◆ Exercise goal: Word for word, transcribe the lines below and drop the pictures.
-------- Exercise material
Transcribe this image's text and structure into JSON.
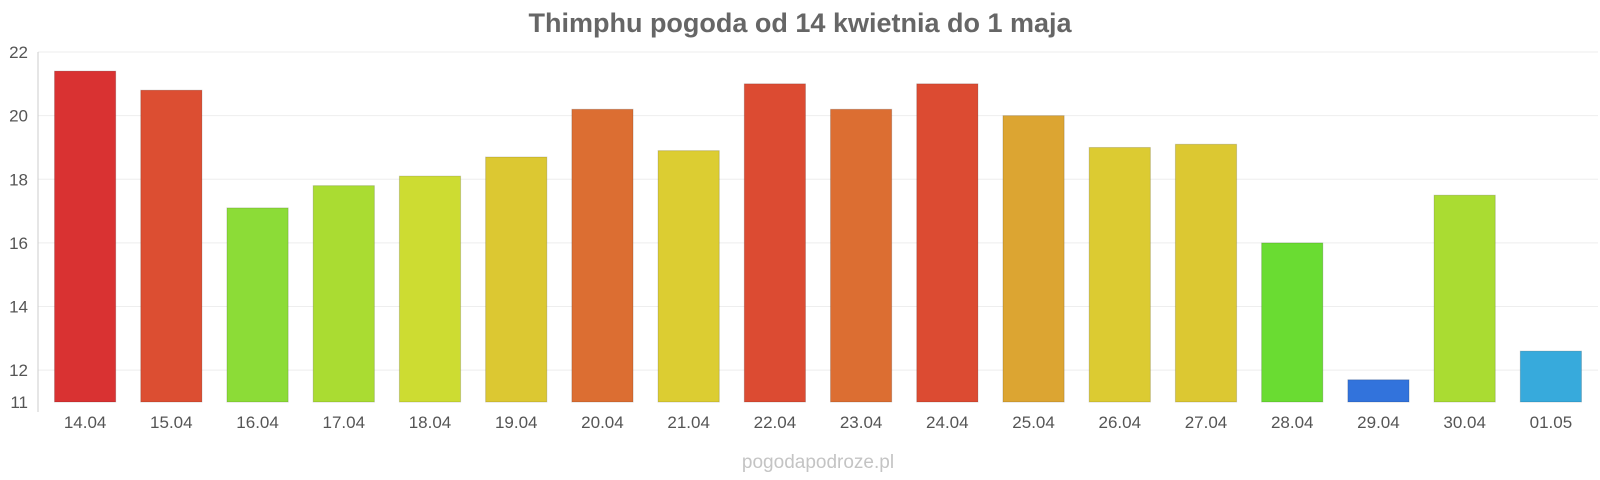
{
  "chart_data": {
    "type": "bar",
    "title": "Thimphu pogoda od 14 kwietnia do 1 maja",
    "xlabel": "",
    "ylabel": "",
    "ylim": [
      11,
      22
    ],
    "yticks": [
      11,
      12,
      14,
      16,
      18,
      20,
      22
    ],
    "categories": [
      "14.04",
      "15.04",
      "16.04",
      "17.04",
      "18.04",
      "19.04",
      "20.04",
      "21.04",
      "22.04",
      "23.04",
      "24.04",
      "25.04",
      "26.04",
      "27.04",
      "28.04",
      "29.04",
      "30.04",
      "01.05"
    ],
    "values": [
      21.4,
      20.8,
      17.1,
      17.8,
      18.1,
      18.7,
      20.2,
      18.9,
      21.0,
      20.2,
      21.0,
      20.0,
      19.0,
      19.1,
      16.0,
      11.7,
      17.5,
      12.6
    ],
    "colors": [
      "#d93232",
      "#dc4e32",
      "#8cdc37",
      "#aadc32",
      "#cddc32",
      "#dcc832",
      "#dc6e32",
      "#dccd32",
      "#dc4b32",
      "#dc6e32",
      "#dc4b32",
      "#dca532",
      "#dccb32",
      "#dcc832",
      "#6adc32",
      "#3273dc",
      "#aadc32",
      "#37aadc"
    ],
    "grid": true,
    "legend": "none"
  },
  "footer": "pogodapodroze.pl"
}
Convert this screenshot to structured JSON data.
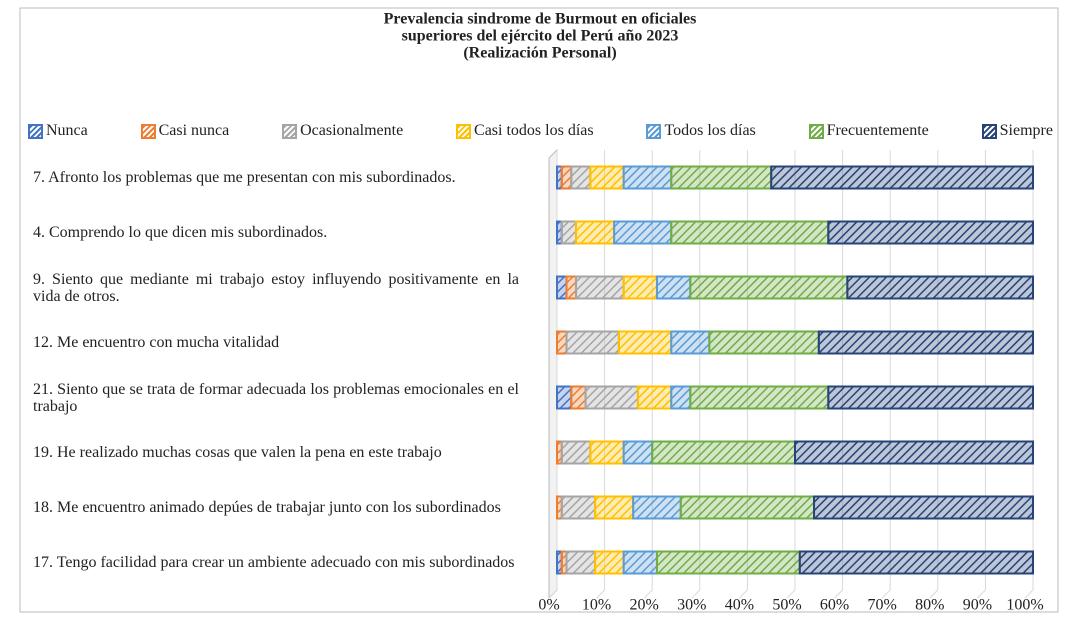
{
  "chart_data": {
    "type": "stacked_barh",
    "title": [
      "Prevalencia sindrome de Burmout en oficiales",
      "superiores del ejército del Perú año 2023",
      "(Realización Personal)"
    ],
    "categories": [
      "7. Afronto los problemas que me presentan con mis subordinados.",
      "4. Comprendo lo que dicen mis subordinados.",
      "9. Siento que mediante mi trabajo estoy influyendo positivamente en la vida de otros.",
      "12. Me encuentro con mucha vitalidad",
      "21. Siento que se trata de formar adecuada los problemas emocionales en el trabajo",
      "19. He realizado muchas cosas que valen la pena en este trabajo",
      "18. Me encuentro animado depúes de trabajar junto con los subordinados",
      "17. Tengo facilidad para crear un ambiente adecuado con mis subordinados"
    ],
    "series": [
      {
        "name": "Nunca",
        "color": "#4472c4",
        "values": [
          1,
          1,
          2,
          0,
          3,
          0,
          0,
          1
        ]
      },
      {
        "name": "Casi nunca",
        "color": "#ed7d31",
        "values": [
          2,
          0,
          2,
          2,
          3,
          1,
          1,
          1
        ]
      },
      {
        "name": "Ocasionalmente",
        "color": "#a5a5a5",
        "values": [
          4,
          3,
          10,
          11,
          11,
          6,
          7,
          6
        ]
      },
      {
        "name": "Casi todos los días",
        "color": "#ffc000",
        "values": [
          7,
          8,
          7,
          11,
          7,
          7,
          8,
          6
        ]
      },
      {
        "name": "Todos los días",
        "color": "#5b9bd5",
        "values": [
          10,
          12,
          7,
          8,
          4,
          6,
          10,
          7
        ]
      },
      {
        "name": "Frecuentemente",
        "color": "#70ad47",
        "values": [
          21,
          33,
          33,
          23,
          29,
          30,
          28,
          30
        ]
      },
      {
        "name": "Siempre",
        "color": "#264478",
        "values": [
          55,
          43,
          39,
          45,
          43,
          50,
          46,
          49
        ]
      }
    ],
    "xlim": [
      0,
      100
    ],
    "xticks": [
      {
        "value": 0,
        "label": "0%"
      },
      {
        "value": 10,
        "label": "10%"
      },
      {
        "value": 20,
        "label": "20%"
      },
      {
        "value": 30,
        "label": "30%"
      },
      {
        "value": 40,
        "label": "40%"
      },
      {
        "value": 50,
        "label": "50%"
      },
      {
        "value": 60,
        "label": "60%"
      },
      {
        "value": 70,
        "label": "70%"
      },
      {
        "value": 80,
        "label": "80%"
      },
      {
        "value": 90,
        "label": "90%"
      },
      {
        "value": 100,
        "label": "100%"
      }
    ],
    "grid": true,
    "legend": "top"
  }
}
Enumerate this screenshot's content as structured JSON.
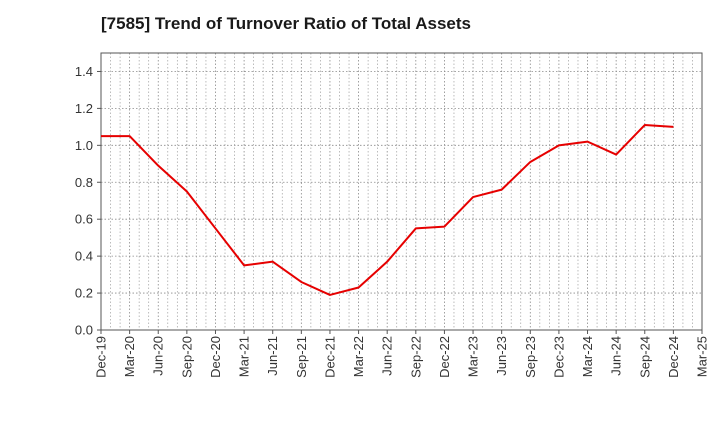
{
  "chart_data": {
    "type": "line",
    "title": "[7585]  Trend of Turnover Ratio of Total Assets",
    "xlabel": "",
    "ylabel": "",
    "ylim": [
      0,
      1.5
    ],
    "yticks": [
      "0.0",
      "0.2",
      "0.4",
      "0.6",
      "0.8",
      "1.0",
      "1.2",
      "1.4"
    ],
    "xticks": [
      "Dec-19",
      "Mar-20",
      "Jun-20",
      "Sep-20",
      "Dec-20",
      "Mar-21",
      "Jun-21",
      "Sep-21",
      "Dec-21",
      "Mar-22",
      "Jun-22",
      "Sep-22",
      "Dec-22",
      "Mar-23",
      "Jun-23",
      "Sep-23",
      "Dec-23",
      "Mar-24",
      "Jun-24",
      "Sep-24",
      "Dec-24",
      "Mar-25"
    ],
    "grid": true,
    "legend": "none",
    "series": [
      {
        "color": "#e60000",
        "x": [
          "Dec-19",
          "Mar-20",
          "Jun-20",
          "Sep-20",
          "Dec-20",
          "Mar-21",
          "Jun-21",
          "Sep-21",
          "Dec-21",
          "Mar-22",
          "Jun-22",
          "Sep-22",
          "Dec-22",
          "Mar-23",
          "Jun-23",
          "Sep-23",
          "Dec-23",
          "Mar-24",
          "Jun-24",
          "Sep-24",
          "Dec-24"
        ],
        "values": [
          1.05,
          1.05,
          0.89,
          0.75,
          0.55,
          0.35,
          0.37,
          0.26,
          0.19,
          0.23,
          0.37,
          0.55,
          0.56,
          0.72,
          0.76,
          0.91,
          1.0,
          1.02,
          0.95,
          1.11,
          1.1
        ]
      }
    ]
  }
}
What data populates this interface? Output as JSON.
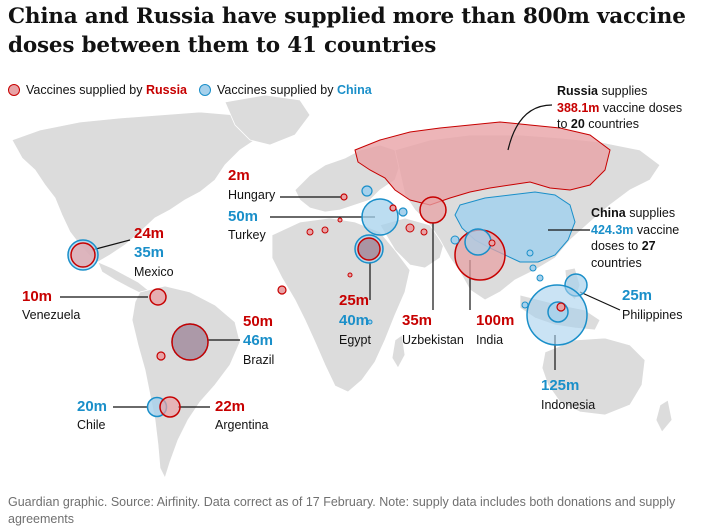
{
  "title": "China and Russia have supplied more than 800m vaccine doses between them to 41 countries",
  "legend": {
    "russia_prefix": "Vaccines supplied by ",
    "russia_name": "Russia",
    "china_prefix": "Vaccines supplied by ",
    "china_name": "China"
  },
  "colors": {
    "russia_stroke": "#c70000",
    "russia_fill": "#e8a3a6",
    "china_stroke": "#1a8fc9",
    "china_fill": "#a6d1ec",
    "land": "#dcdcdc"
  },
  "russia_note": {
    "country": "Russia",
    "text1": " supplies",
    "amount": "388.1m",
    "text2": " vaccine doses",
    "text3": "to ",
    "count": "20",
    "text4": " countries"
  },
  "china_note": {
    "country": "China",
    "text1": " supplies",
    "amount": "424.3m",
    "text2": " vaccine",
    "text3": "doses to ",
    "count": "27",
    "text4": "countries"
  },
  "countries": [
    {
      "name": "Hungary",
      "russia": "2m"
    },
    {
      "name": "Turkey",
      "china": "50m"
    },
    {
      "name": "Mexico",
      "russia": "24m",
      "china": "35m"
    },
    {
      "name": "Venezuela",
      "russia": "10m"
    },
    {
      "name": "Brazil",
      "russia": "50m",
      "china": "46m"
    },
    {
      "name": "Egypt",
      "russia": "25m",
      "china": "40m"
    },
    {
      "name": "Uzbekistan",
      "russia": "35m"
    },
    {
      "name": "India",
      "russia": "100m"
    },
    {
      "name": "Philippines",
      "china": "25m"
    },
    {
      "name": "Indonesia",
      "china": "125m"
    },
    {
      "name": "Chile",
      "china": "20m"
    },
    {
      "name": "Argentina",
      "russia": "22m"
    }
  ],
  "footnote": "Guardian graphic. Source: Airfinity. Data correct as of 17 February. Note: supply data includes both donations and supply agreements"
}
----------------
◆ Result of this task:
Transcribe this image's text and structure into JSON.
{
  "chart_data": {
    "type": "bar",
    "title": "Thimphu pogoda od 14 kwietnia do 1 maja",
    "xlabel": "",
    "ylabel": "",
    "ylim": [
      11,
      22
    ],
    "yticks": [
      11,
      12,
      14,
      16,
      18,
      20,
      22
    ],
    "categories": [
      "14.04",
      "15.04",
      "16.04",
      "17.04",
      "18.04",
      "19.04",
      "20.04",
      "21.04",
      "22.04",
      "23.04",
      "24.04",
      "25.04",
      "26.04",
      "27.04",
      "28.04",
      "29.04",
      "30.04",
      "01.05"
    ],
    "values": [
      21.4,
      20.8,
      17.1,
      17.8,
      18.1,
      18.7,
      20.2,
      18.9,
      21.0,
      20.2,
      21.0,
      20.0,
      19.0,
      19.1,
      16.0,
      11.7,
      17.5,
      12.6
    ],
    "colors": [
      "#d93232",
      "#dc4e32",
      "#8cdc37",
      "#aadc32",
      "#cddc32",
      "#dcc832",
      "#dc6e32",
      "#dccd32",
      "#dc4b32",
      "#dc6e32",
      "#dc4b32",
      "#dca532",
      "#dccb32",
      "#dcc832",
      "#6adc32",
      "#3273dc",
      "#aadc32",
      "#37aadc"
    ],
    "grid": true,
    "legend": "none"
  },
  "footer": "pogodapodroze.pl"
}
Convert this screenshot to structured JSON data.
{
  "chart_data": {
    "type": "stacked_barh",
    "title": [
      "Prevalencia sindrome de Burmout en oficiales",
      "superiores del ejército del Perú año 2023",
      "(Realización Personal)"
    ],
    "categories": [
      "7. Afronto los problemas que me presentan con mis subordinados.",
      "4. Comprendo lo que dicen mis subordinados.",
      "9. Siento que mediante mi trabajo estoy influyendo positivamente en la vida de otros.",
      "12. Me encuentro con mucha vitalidad",
      "21. Siento que se trata de formar adecuada los problemas emocionales en el trabajo",
      "19. He realizado muchas cosas que valen la pena en este trabajo",
      "18. Me encuentro animado depúes de trabajar junto con los subordinados",
      "17. Tengo facilidad para crear un ambiente adecuado con mis subordinados"
    ],
    "series": [
      {
        "name": "Nunca",
        "color": "#4472c4",
        "values": [
          1,
          1,
          2,
          0,
          3,
          0,
          0,
          1
        ]
      },
      {
        "name": "Casi nunca",
        "color": "#ed7d31",
        "values": [
          2,
          0,
          2,
          2,
          3,
          1,
          1,
          1
        ]
      },
      {
        "name": "Ocasionalmente",
        "color": "#a5a5a5",
        "values": [
          4,
          3,
          10,
          11,
          11,
          6,
          7,
          6
        ]
      },
      {
        "name": "Casi todos los días",
        "color": "#ffc000",
        "values": [
          7,
          8,
          7,
          11,
          7,
          7,
          8,
          6
        ]
      },
      {
        "name": "Todos los días",
        "color": "#5b9bd5",
        "values": [
          10,
          12,
          7,
          8,
          4,
          6,
          10,
          7
        ]
      },
      {
        "name": "Frecuentemente",
        "color": "#70ad47",
        "values": [
          21,
          33,
          33,
          23,
          29,
          30,
          28,
          30
        ]
      },
      {
        "name": "Siempre",
        "color": "#264478",
        "values": [
          55,
          43,
          39,
          45,
          43,
          50,
          46,
          49
        ]
      }
    ],
    "xlim": [
      0,
      100
    ],
    "xticks": [
      {
        "value": 0,
        "label": "0%"
      },
      {
        "value": 10,
        "label": "10%"
      },
      {
        "value": 20,
        "label": "20%"
      },
      {
        "value": 30,
        "label": "30%"
      },
      {
        "value": 40,
        "label": "40%"
      },
      {
        "value": 50,
        "label": "50%"
      },
      {
        "value": 60,
        "label": "60%"
      },
      {
        "value": 70,
        "label": "70%"
      },
      {
        "value": 80,
        "label": "80%"
      },
      {
        "value": 90,
        "label": "90%"
      },
      {
        "value": 100,
        "label": "100%"
      }
    ],
    "grid": true,
    "legend": "top"
  }
}
Enumerate this screenshot's content as structured JSON.
{
  "chart_data": {
    "type": "line",
    "title": "[7585]  Trend of Turnover Ratio of Total Assets",
    "xlabel": "",
    "ylabel": "",
    "ylim": [
      0,
      1.5
    ],
    "yticks": [
      "0.0",
      "0.2",
      "0.4",
      "0.6",
      "0.8",
      "1.0",
      "1.2",
      "1.4"
    ],
    "xticks": [
      "Dec-19",
      "Mar-20",
      "Jun-20",
      "Sep-20",
      "Dec-20",
      "Mar-21",
      "Jun-21",
      "Sep-21",
      "Dec-21",
      "Mar-22",
      "Jun-22",
      "Sep-22",
      "Dec-22",
      "Mar-23",
      "Jun-23",
      "Sep-23",
      "Dec-23",
      "Mar-24",
      "Jun-24",
      "Sep-24",
      "Dec-24",
      "Mar-25"
    ],
    "grid": true,
    "legend": "none",
    "series": [
      {
        "color": "#e60000",
        "x": [
          "Dec-19",
          "Mar-20",
          "Jun-20",
          "Sep-20",
          "Dec-20",
          "Mar-21",
          "Jun-21",
          "Sep-21",
          "Dec-21",
          "Mar-22",
          "Jun-22",
          "Sep-22",
          "Dec-22",
          "Mar-23",
          "Jun-23",
          "Sep-23",
          "Dec-23",
          "Mar-24",
          "Jun-24",
          "Sep-24",
          "Dec-24"
        ],
        "values": [
          1.05,
          1.05,
          0.89,
          0.75,
          0.55,
          0.35,
          0.37,
          0.26,
          0.19,
          0.23,
          0.37,
          0.55,
          0.56,
          0.72,
          0.76,
          0.91,
          1.0,
          1.02,
          0.95,
          1.11,
          1.1
        ]
      }
    ]
  }
}
What data populates this interface? Output as JSON.
{
  "title": "China and Russia have supplied more than 800m vaccine doses between them to 41 countries",
  "legend": {
    "russia_prefix": "Vaccines supplied by ",
    "russia_name": "Russia",
    "china_prefix": "Vaccines supplied by ",
    "china_name": "China"
  },
  "colors": {
    "russia_stroke": "#c70000",
    "russia_fill": "#e8a3a6",
    "china_stroke": "#1a8fc9",
    "china_fill": "#a6d1ec",
    "land": "#dcdcdc"
  },
  "russia_note": {
    "country": "Russia",
    "text1": " supplies",
    "amount": "388.1m",
    "text2": " vaccine doses",
    "text3": "to ",
    "count": "20",
    "text4": " countries"
  },
  "china_note": {
    "country": "China",
    "text1": " supplies",
    "amount": "424.3m",
    "text2": " vaccine",
    "text3": "doses to ",
    "count": "27",
    "text4": "countries"
  },
  "countries": [
    {
      "name": "Hungary",
      "russia": "2m"
    },
    {
      "name": "Turkey",
      "china": "50m"
    },
    {
      "name": "Mexico",
      "russia": "24m",
      "china": "35m"
    },
    {
      "name": "Venezuela",
      "russia": "10m"
    },
    {
      "name": "Brazil",
      "russia": "50m",
      "china": "46m"
    },
    {
      "name": "Egypt",
      "russia": "25m",
      "china": "40m"
    },
    {
      "name": "Uzbekistan",
      "russia": "35m"
    },
    {
      "name": "India",
      "russia": "100m"
    },
    {
      "name": "Philippines",
      "china": "25m"
    },
    {
      "name": "Indonesia",
      "china": "125m"
    },
    {
      "name": "Chile",
      "china": "20m"
    },
    {
      "name": "Argentina",
      "russia": "22m"
    }
  ],
  "footnote": "Guardian graphic. Source: Airfinity. Data correct as of 17 February. Note: supply data includes both donations and supply agreements"
}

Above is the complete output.